_PROBLEM STATEMENT_: Locate each line of the material that contains "title", then return it.

_GIVEN DATA_:
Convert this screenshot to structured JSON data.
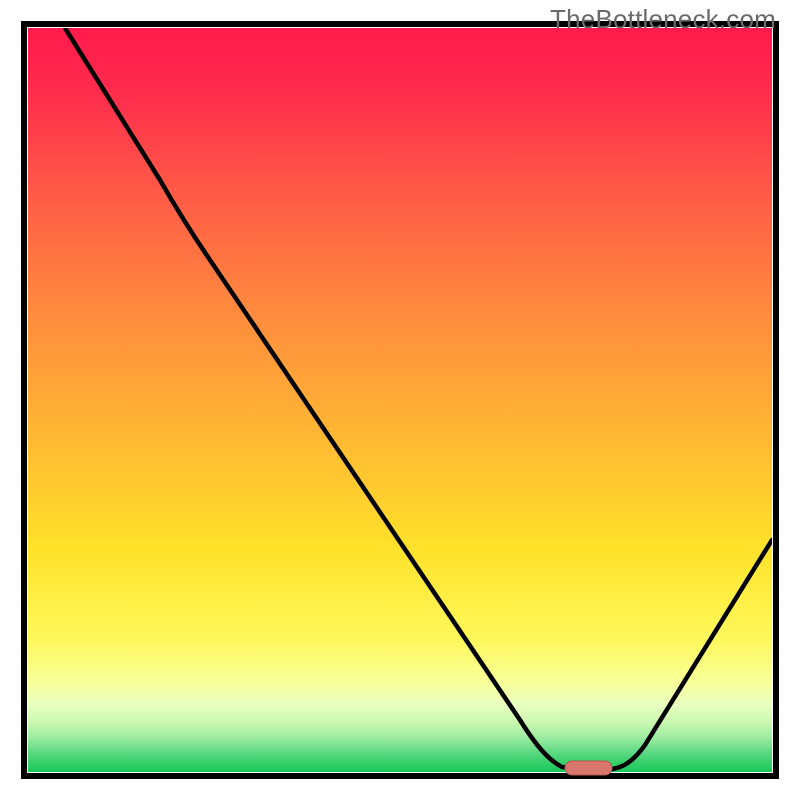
{
  "watermark": "TheBottleneck.com",
  "chart_data": {
    "type": "line",
    "title": "",
    "xlabel": "",
    "ylabel": "",
    "xlim": [
      0,
      100
    ],
    "ylim": [
      0,
      100
    ],
    "x": [
      5,
      22,
      40,
      58,
      68,
      71,
      75,
      80,
      100
    ],
    "values": [
      100,
      72,
      45,
      18,
      3,
      0,
      0,
      2,
      31
    ],
    "optimum_band": {
      "x_start": 73,
      "x_end": 78,
      "y": 0
    },
    "background": "vertical rainbow gradient (red → orange → yellow → green) with green compressed near bottom",
    "frame": true
  }
}
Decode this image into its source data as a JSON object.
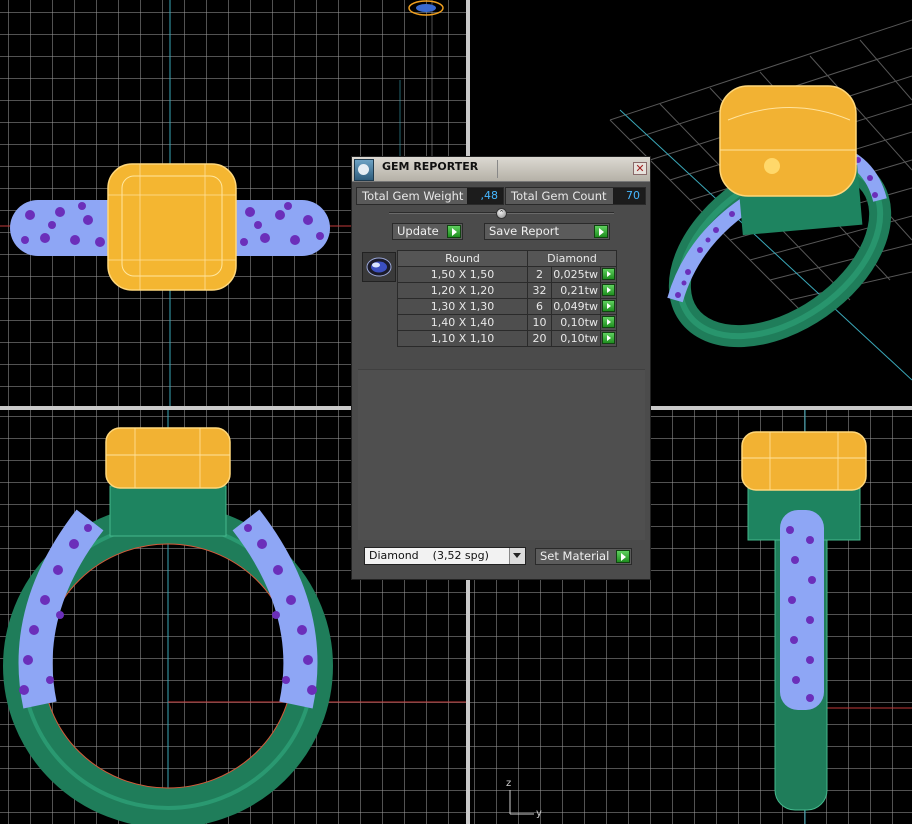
{
  "panel": {
    "title": "GEM REPORTER",
    "total_weight_label": "Total Gem Weight",
    "total_weight_value": ",48",
    "total_count_label": "Total Gem Count",
    "total_count_value": "70",
    "update_label": "Update",
    "save_report_label": "Save Report",
    "table": {
      "header_shape": "Round",
      "header_material": "Diamond",
      "rows": [
        {
          "size": "1,50 X 1,50",
          "qty": "2",
          "weight": "0,025tw"
        },
        {
          "size": "1,20 X 1,20",
          "qty": "32",
          "weight": "0,21tw"
        },
        {
          "size": "1,30 X 1,30",
          "qty": "6",
          "weight": "0,049tw"
        },
        {
          "size": "1,40 X 1,40",
          "qty": "10",
          "weight": "0,10tw"
        },
        {
          "size": "1,10 X 1,10",
          "qty": "20",
          "weight": "0,10tw"
        }
      ]
    },
    "material_select": "Diamond    (3,52 spg)",
    "set_material_label": "Set Material"
  },
  "axis": {
    "z": "z",
    "y": "y"
  },
  "colors": {
    "metal": "#2e8f6c",
    "center_stone": "#f2b233",
    "pave_stones": "#9fb2ff",
    "prongs": "#6a2fb8",
    "grid": "#7a7a7a",
    "accent_go": "#3cb83c"
  }
}
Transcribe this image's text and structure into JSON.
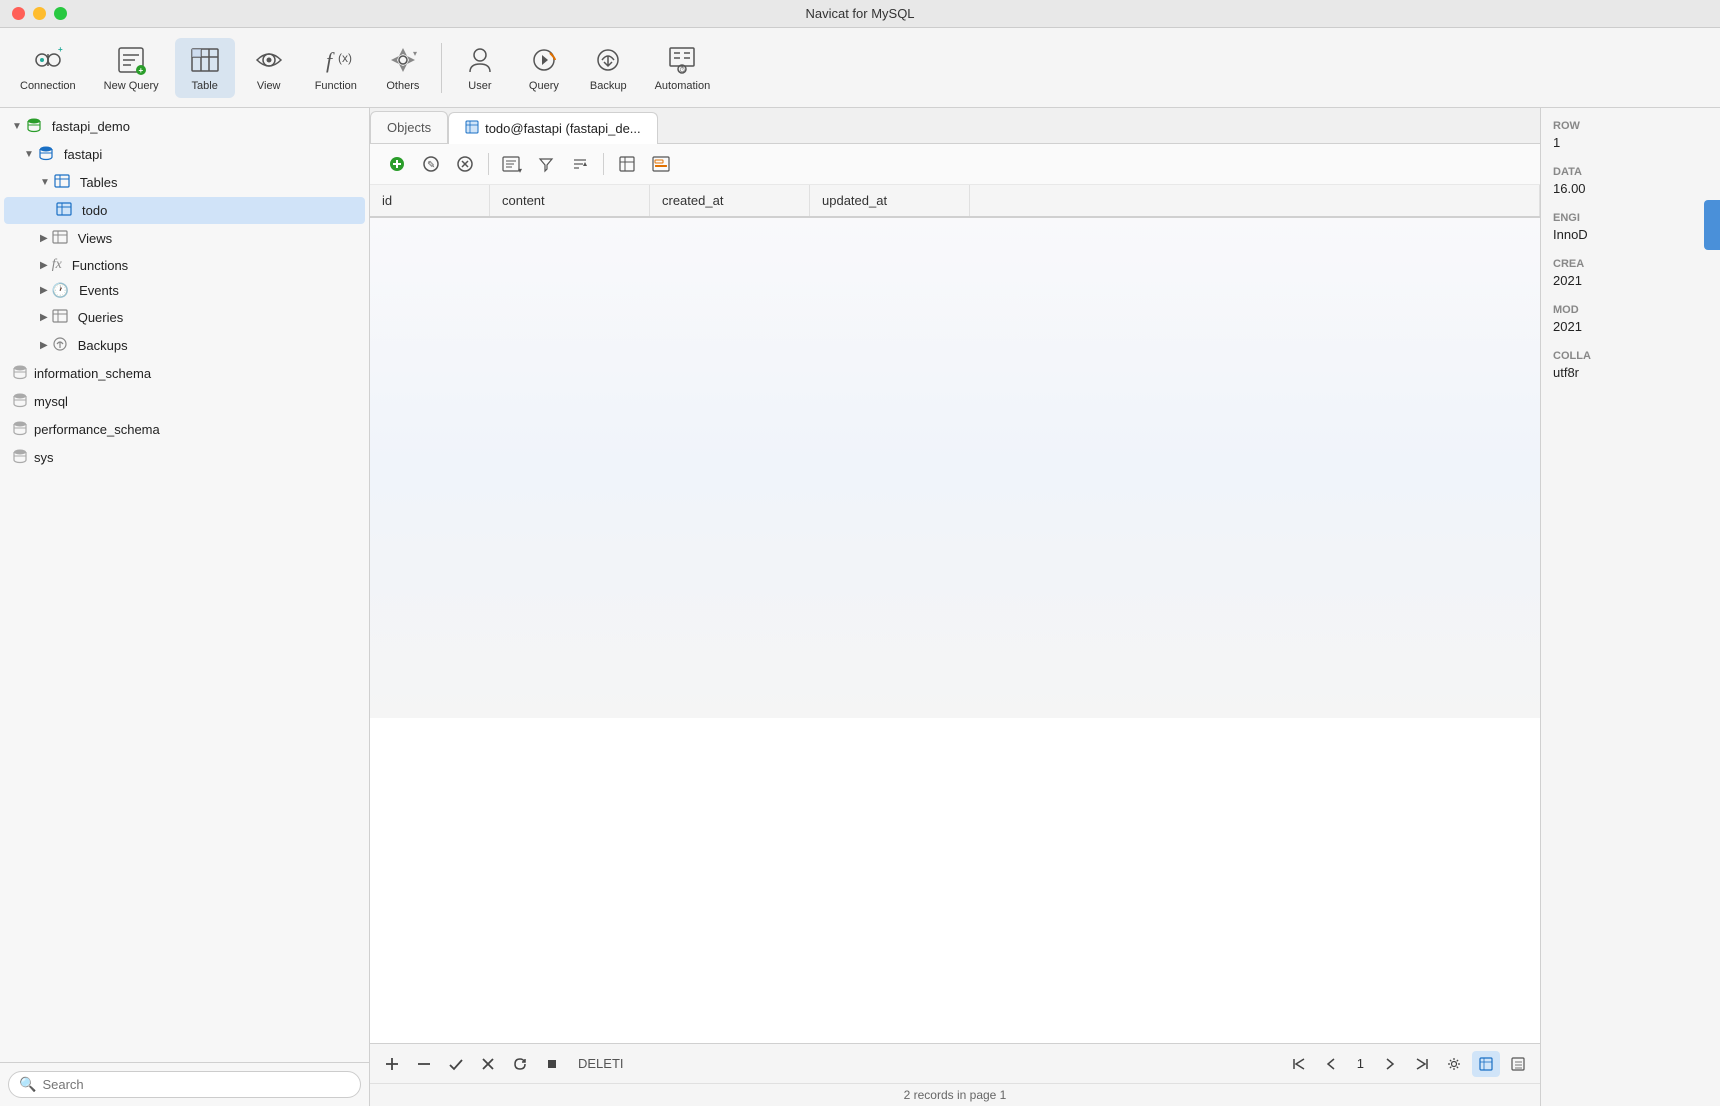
{
  "window": {
    "title": "Navicat for MySQL"
  },
  "toolbar": {
    "items": [
      {
        "id": "connection",
        "label": "Connection",
        "icon": "🔌"
      },
      {
        "id": "new-query",
        "label": "New Query",
        "icon": "📝"
      },
      {
        "id": "table",
        "label": "Table",
        "icon": "📋"
      },
      {
        "id": "view",
        "label": "View",
        "icon": "👁"
      },
      {
        "id": "function",
        "label": "Function",
        "icon": "𝑓"
      },
      {
        "id": "others",
        "label": "Others",
        "icon": "⚙"
      },
      {
        "id": "user",
        "label": "User",
        "icon": "👤"
      },
      {
        "id": "query",
        "label": "Query",
        "icon": "🔄"
      },
      {
        "id": "backup",
        "label": "Backup",
        "icon": "💾"
      },
      {
        "id": "automation",
        "label": "Automation",
        "icon": "⏱"
      }
    ]
  },
  "sidebar": {
    "databases": [
      {
        "id": "fastapi_demo",
        "name": "fastapi_demo",
        "expanded": true,
        "children": [
          {
            "id": "fastapi",
            "name": "fastapi",
            "expanded": true,
            "children": [
              {
                "id": "tables",
                "name": "Tables",
                "expanded": true,
                "children": [
                  {
                    "id": "todo",
                    "name": "todo",
                    "selected": true
                  }
                ]
              },
              {
                "id": "views",
                "name": "Views",
                "expanded": false
              },
              {
                "id": "functions",
                "name": "Functions",
                "expanded": false
              },
              {
                "id": "events",
                "name": "Events",
                "expanded": false
              },
              {
                "id": "queries",
                "name": "Queries",
                "expanded": false
              },
              {
                "id": "backups",
                "name": "Backups",
                "expanded": false
              }
            ]
          }
        ]
      },
      {
        "id": "information_schema",
        "name": "information_schema"
      },
      {
        "id": "mysql",
        "name": "mysql"
      },
      {
        "id": "performance_schema",
        "name": "performance_schema"
      },
      {
        "id": "sys",
        "name": "sys"
      }
    ],
    "search_placeholder": "Search"
  },
  "tabs": [
    {
      "id": "objects",
      "label": "Objects",
      "active": false
    },
    {
      "id": "todo-table",
      "label": "todo@fastapi (fastapi_de...",
      "active": true,
      "icon": "📋"
    }
  ],
  "table": {
    "columns": [
      "id",
      "content",
      "created_at",
      "updated_at"
    ],
    "rows": []
  },
  "bottom_bar": {
    "delete_label": "DELETI",
    "page": "1",
    "records_info": "2 records in page 1"
  },
  "right_panel": {
    "sections": [
      {
        "label": "Row",
        "value": "1"
      },
      {
        "label": "Data",
        "value": "16.00"
      },
      {
        "label": "Engi",
        "value": "InnoD"
      },
      {
        "label": "Crea",
        "value": "2021"
      },
      {
        "label": "Mod",
        "value": "2021"
      },
      {
        "label": "Colla",
        "value": "utf8r"
      }
    ]
  }
}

_EXPECTED ANSWER_:
    "title": "",
    "title": "GEM REPORTER",
    "title": "Navicat for MySQL"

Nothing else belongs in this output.